++++ Supplied material

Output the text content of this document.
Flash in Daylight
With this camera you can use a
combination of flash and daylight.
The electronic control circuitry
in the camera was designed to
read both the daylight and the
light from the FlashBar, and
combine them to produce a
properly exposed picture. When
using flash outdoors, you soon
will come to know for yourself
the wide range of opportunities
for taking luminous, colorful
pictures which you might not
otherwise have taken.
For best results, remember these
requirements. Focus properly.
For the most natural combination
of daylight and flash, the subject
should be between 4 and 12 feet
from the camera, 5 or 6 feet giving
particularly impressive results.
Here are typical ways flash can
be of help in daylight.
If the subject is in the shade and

++++++++

- _Instruction_
Copy out the material word for word and line for line.

- _Answer to this problem_
Output the text content of this document.
Flash in Daylight
With this camera you can use a
combination of flash and daylight.
The electronic control circuitry
in the camera was designed to
read both the daylight and the
light from the FlashBar, and
combine them to produce a
properly exposed picture. When
using flash outdoors, you soon
will come to know for yourself
the wide range of opportunities
for taking luminous, colorful
pictures which you might not
otherwise have taken.
For best results, remember these
requirements. Focus properly.
For the most natural combination
of daylight and flash, the subject
should be between 4 and 12 feet
from the camera, 5 or 6 feet giving
particularly impressive results.
Here are typical ways flash can
be of help in daylight.
If the subject is in the shade and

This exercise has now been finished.